◆ **EXERCISE AIM**:
All of the entries must be reproduced exactly, with no images carried over.

◆ **AVAILABLE DATA**:
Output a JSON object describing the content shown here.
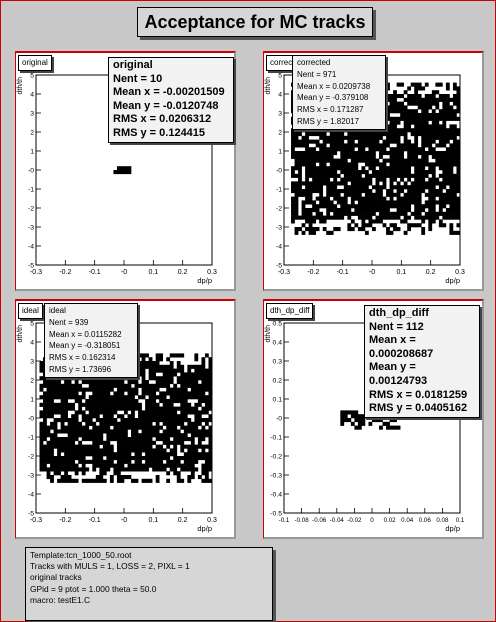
{
  "page": {
    "title": "Acceptance for MC tracks",
    "note_lines": [
      "Template:tcn_1000_50.root",
      "Tracks with  MULS = 1, LOSS = 2, PIXL = 1",
      "original tracks",
      "GPid =  9   ptot =  1.000  theta =  50.0",
      "macro: testE1.C"
    ]
  },
  "pads": [
    {
      "tag": "original",
      "stats": {
        "title": "original",
        "lines": [
          "Nent = 10",
          "Mean x  = -0.00201509",
          "Mean y  = -0.0120748",
          "RMS x   = 0.0206312",
          "RMS y   = 0.124415"
        ]
      }
    },
    {
      "tag": "corrected",
      "stats": {
        "title": "corrected",
        "lines": [
          "Nent = 971",
          "Mean x = 0.0209738",
          "Mean y = -0.379108",
          "RMS x  = 0.171287",
          "RMS y  = 1.82017"
        ]
      }
    },
    {
      "tag": "ideal",
      "stats": {
        "title": "ideal",
        "lines": [
          "Nent = 939",
          "Mean x = 0.0115282",
          "Mean y = -0.318051",
          "RMS x  = 0.162314",
          "RMS y  = 1.73696"
        ]
      }
    },
    {
      "tag": "dth_dp_diff",
      "stats": {
        "title": "dth_dp_diff",
        "lines": [
          "Nent = 112",
          "Mean x = 0.000208687",
          "Mean y = 0.00124793",
          "RMS x  = 0.0181259",
          "RMS y  = 0.0405162"
        ]
      }
    }
  ],
  "chart_data": [
    {
      "type": "heatmap",
      "name": "original",
      "xlabel": "dp/p",
      "ylabel": "dth/th",
      "xlim": [
        -0.3,
        0.3
      ],
      "ylim": [
        -5,
        5
      ],
      "xticks": [
        -0.3,
        -0.2,
        -0.1,
        0,
        0.1,
        0.2,
        0.3
      ],
      "xtick_labels": [
        "-0.3",
        "-0.2",
        "-0.1",
        "-0",
        "0.1",
        "0.2",
        "0.3"
      ],
      "yticks": [
        -5,
        -4,
        -3,
        -2,
        -1,
        0,
        1,
        2,
        3,
        4,
        5
      ],
      "ytick_labels": [
        "-5",
        "-4",
        "-3",
        "-2",
        "-1",
        "-0",
        "1",
        "2",
        "3",
        "4",
        "5"
      ],
      "region": {
        "x": [
          -0.03,
          0.03
        ],
        "y": [
          -0.25,
          0.2
        ],
        "density": 0.9
      },
      "nent": 10
    },
    {
      "type": "heatmap",
      "name": "corrected",
      "xlabel": "dp/p",
      "ylabel": "dth/th",
      "xlim": [
        -0.3,
        0.3
      ],
      "ylim": [
        -5,
        5
      ],
      "xticks": [
        -0.3,
        -0.2,
        -0.1,
        0,
        0.1,
        0.2,
        0.3
      ],
      "xtick_labels": [
        "-0.3",
        "-0.2",
        "-0.1",
        "-0",
        "0.1",
        "0.2",
        "0.3"
      ],
      "yticks": [
        -5,
        -4,
        -3,
        -2,
        -1,
        0,
        1,
        2,
        3,
        4,
        5
      ],
      "ytick_labels": [
        "-5",
        "-4",
        "-3",
        "-2",
        "-1",
        "-0",
        "1",
        "2",
        "3",
        "4",
        "5"
      ],
      "region": {
        "x": [
          -0.28,
          0.3
        ],
        "y": [
          -3.3,
          4.6
        ],
        "density": 0.85
      },
      "nent": 971
    },
    {
      "type": "heatmap",
      "name": "ideal",
      "xlabel": "dp/p",
      "ylabel": "dth/th",
      "xlim": [
        -0.3,
        0.3
      ],
      "ylim": [
        -5,
        5
      ],
      "xticks": [
        -0.3,
        -0.2,
        -0.1,
        0,
        0.1,
        0.2,
        0.3
      ],
      "xtick_labels": [
        "-0.3",
        "-0.2",
        "-0.1",
        "-0",
        "0.1",
        "0.2",
        "0.3"
      ],
      "yticks": [
        -5,
        -4,
        -3,
        -2,
        -1,
        0,
        1,
        2,
        3,
        4,
        5
      ],
      "ytick_labels": [
        "-5",
        "-4",
        "-3",
        "-2",
        "-1",
        "-0",
        "1",
        "2",
        "3",
        "4",
        "5"
      ],
      "region": {
        "x": [
          -0.29,
          0.3
        ],
        "y": [
          -3.3,
          3.3
        ],
        "density": 0.85
      },
      "nent": 939
    },
    {
      "type": "heatmap",
      "name": "dth_dp_diff",
      "xlabel": "dp/p",
      "ylabel": "dth/th",
      "xlim": [
        -0.1,
        0.1
      ],
      "ylim": [
        -0.5,
        0.5
      ],
      "xticks": [
        -0.1,
        -0.08,
        -0.06,
        -0.04,
        -0.02,
        0,
        0.02,
        0.04,
        0.06,
        0.08,
        0.1
      ],
      "xtick_labels": [
        "-0.1",
        "-0.08",
        "-0.06",
        "-0.04",
        "-0.02",
        "0",
        "0.02",
        "0.04",
        "0.06",
        "0.08",
        "0.1"
      ],
      "yticks": [
        -0.5,
        -0.4,
        -0.3,
        -0.2,
        -0.1,
        0,
        0.1,
        0.2,
        0.3,
        0.4,
        0.5
      ],
      "ytick_labels": [
        "-0.5",
        "-0.4",
        "-0.3",
        "-0.2",
        "-0.1",
        "-0",
        "0.1",
        "0.2",
        "0.3",
        "0.4",
        "0.5"
      ],
      "region": {
        "x": [
          -0.035,
          0.03
        ],
        "y": [
          -0.05,
          0.04
        ],
        "density": 0.6
      },
      "nent": 112
    }
  ]
}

◆ **PROBLEM SOLUTION**:
Output a JSON object describing the content shown here.
{
  "page": {
    "title": "Acceptance for MC tracks",
    "note_lines": [
      "Template:tcn_1000_50.root",
      "Tracks with  MULS = 1, LOSS = 2, PIXL = 1",
      "original tracks",
      "GPid =  9   ptot =  1.000  theta =  50.0",
      "macro: testE1.C"
    ]
  },
  "pads": [
    {
      "tag": "original",
      "stats": {
        "title": "original",
        "lines": [
          "Nent = 10",
          "Mean x  = -0.00201509",
          "Mean y  = -0.0120748",
          "RMS x   = 0.0206312",
          "RMS y   = 0.124415"
        ]
      }
    },
    {
      "tag": "corrected",
      "stats": {
        "title": "corrected",
        "lines": [
          "Nent = 971",
          "Mean x = 0.0209738",
          "Mean y = -0.379108",
          "RMS x  = 0.171287",
          "RMS y  = 1.82017"
        ]
      }
    },
    {
      "tag": "ideal",
      "stats": {
        "title": "ideal",
        "lines": [
          "Nent = 939",
          "Mean x = 0.0115282",
          "Mean y = -0.318051",
          "RMS x  = 0.162314",
          "RMS y  = 1.73696"
        ]
      }
    },
    {
      "tag": "dth_dp_diff",
      "stats": {
        "title": "dth_dp_diff",
        "lines": [
          "Nent = 112",
          "Mean x = 0.000208687",
          "Mean y = 0.00124793",
          "RMS x  = 0.0181259",
          "RMS y  = 0.0405162"
        ]
      }
    }
  ],
  "chart_data": [
    {
      "type": "heatmap",
      "name": "original",
      "xlabel": "dp/p",
      "ylabel": "dth/th",
      "xlim": [
        -0.3,
        0.3
      ],
      "ylim": [
        -5,
        5
      ],
      "xticks": [
        -0.3,
        -0.2,
        -0.1,
        0,
        0.1,
        0.2,
        0.3
      ],
      "xtick_labels": [
        "-0.3",
        "-0.2",
        "-0.1",
        "-0",
        "0.1",
        "0.2",
        "0.3"
      ],
      "yticks": [
        -5,
        -4,
        -3,
        -2,
        -1,
        0,
        1,
        2,
        3,
        4,
        5
      ],
      "ytick_labels": [
        "-5",
        "-4",
        "-3",
        "-2",
        "-1",
        "-0",
        "1",
        "2",
        "3",
        "4",
        "5"
      ],
      "region": {
        "x": [
          -0.03,
          0.03
        ],
        "y": [
          -0.25,
          0.2
        ],
        "density": 0.9
      },
      "nent": 10
    },
    {
      "type": "heatmap",
      "name": "corrected",
      "xlabel": "dp/p",
      "ylabel": "dth/th",
      "xlim": [
        -0.3,
        0.3
      ],
      "ylim": [
        -5,
        5
      ],
      "xticks": [
        -0.3,
        -0.2,
        -0.1,
        0,
        0.1,
        0.2,
        0.3
      ],
      "xtick_labels": [
        "-0.3",
        "-0.2",
        "-0.1",
        "-0",
        "0.1",
        "0.2",
        "0.3"
      ],
      "yticks": [
        -5,
        -4,
        -3,
        -2,
        -1,
        0,
        1,
        2,
        3,
        4,
        5
      ],
      "ytick_labels": [
        "-5",
        "-4",
        "-3",
        "-2",
        "-1",
        "-0",
        "1",
        "2",
        "3",
        "4",
        "5"
      ],
      "region": {
        "x": [
          -0.28,
          0.3
        ],
        "y": [
          -3.3,
          4.6
        ],
        "density": 0.85
      },
      "nent": 971
    },
    {
      "type": "heatmap",
      "name": "ideal",
      "xlabel": "dp/p",
      "ylabel": "dth/th",
      "xlim": [
        -0.3,
        0.3
      ],
      "ylim": [
        -5,
        5
      ],
      "xticks": [
        -0.3,
        -0.2,
        -0.1,
        0,
        0.1,
        0.2,
        0.3
      ],
      "xtick_labels": [
        "-0.3",
        "-0.2",
        "-0.1",
        "-0",
        "0.1",
        "0.2",
        "0.3"
      ],
      "yticks": [
        -5,
        -4,
        -3,
        -2,
        -1,
        0,
        1,
        2,
        3,
        4,
        5
      ],
      "ytick_labels": [
        "-5",
        "-4",
        "-3",
        "-2",
        "-1",
        "-0",
        "1",
        "2",
        "3",
        "4",
        "5"
      ],
      "region": {
        "x": [
          -0.29,
          0.3
        ],
        "y": [
          -3.3,
          3.3
        ],
        "density": 0.85
      },
      "nent": 939
    },
    {
      "type": "heatmap",
      "name": "dth_dp_diff",
      "xlabel": "dp/p",
      "ylabel": "dth/th",
      "xlim": [
        -0.1,
        0.1
      ],
      "ylim": [
        -0.5,
        0.5
      ],
      "xticks": [
        -0.1,
        -0.08,
        -0.06,
        -0.04,
        -0.02,
        0,
        0.02,
        0.04,
        0.06,
        0.08,
        0.1
      ],
      "xtick_labels": [
        "-0.1",
        "-0.08",
        "-0.06",
        "-0.04",
        "-0.02",
        "0",
        "0.02",
        "0.04",
        "0.06",
        "0.08",
        "0.1"
      ],
      "yticks": [
        -0.5,
        -0.4,
        -0.3,
        -0.2,
        -0.1,
        0,
        0.1,
        0.2,
        0.3,
        0.4,
        0.5
      ],
      "ytick_labels": [
        "-0.5",
        "-0.4",
        "-0.3",
        "-0.2",
        "-0.1",
        "-0",
        "0.1",
        "0.2",
        "0.3",
        "0.4",
        "0.5"
      ],
      "region": {
        "x": [
          -0.035,
          0.03
        ],
        "y": [
          -0.05,
          0.04
        ],
        "density": 0.6
      },
      "nent": 112
    }
  ]
}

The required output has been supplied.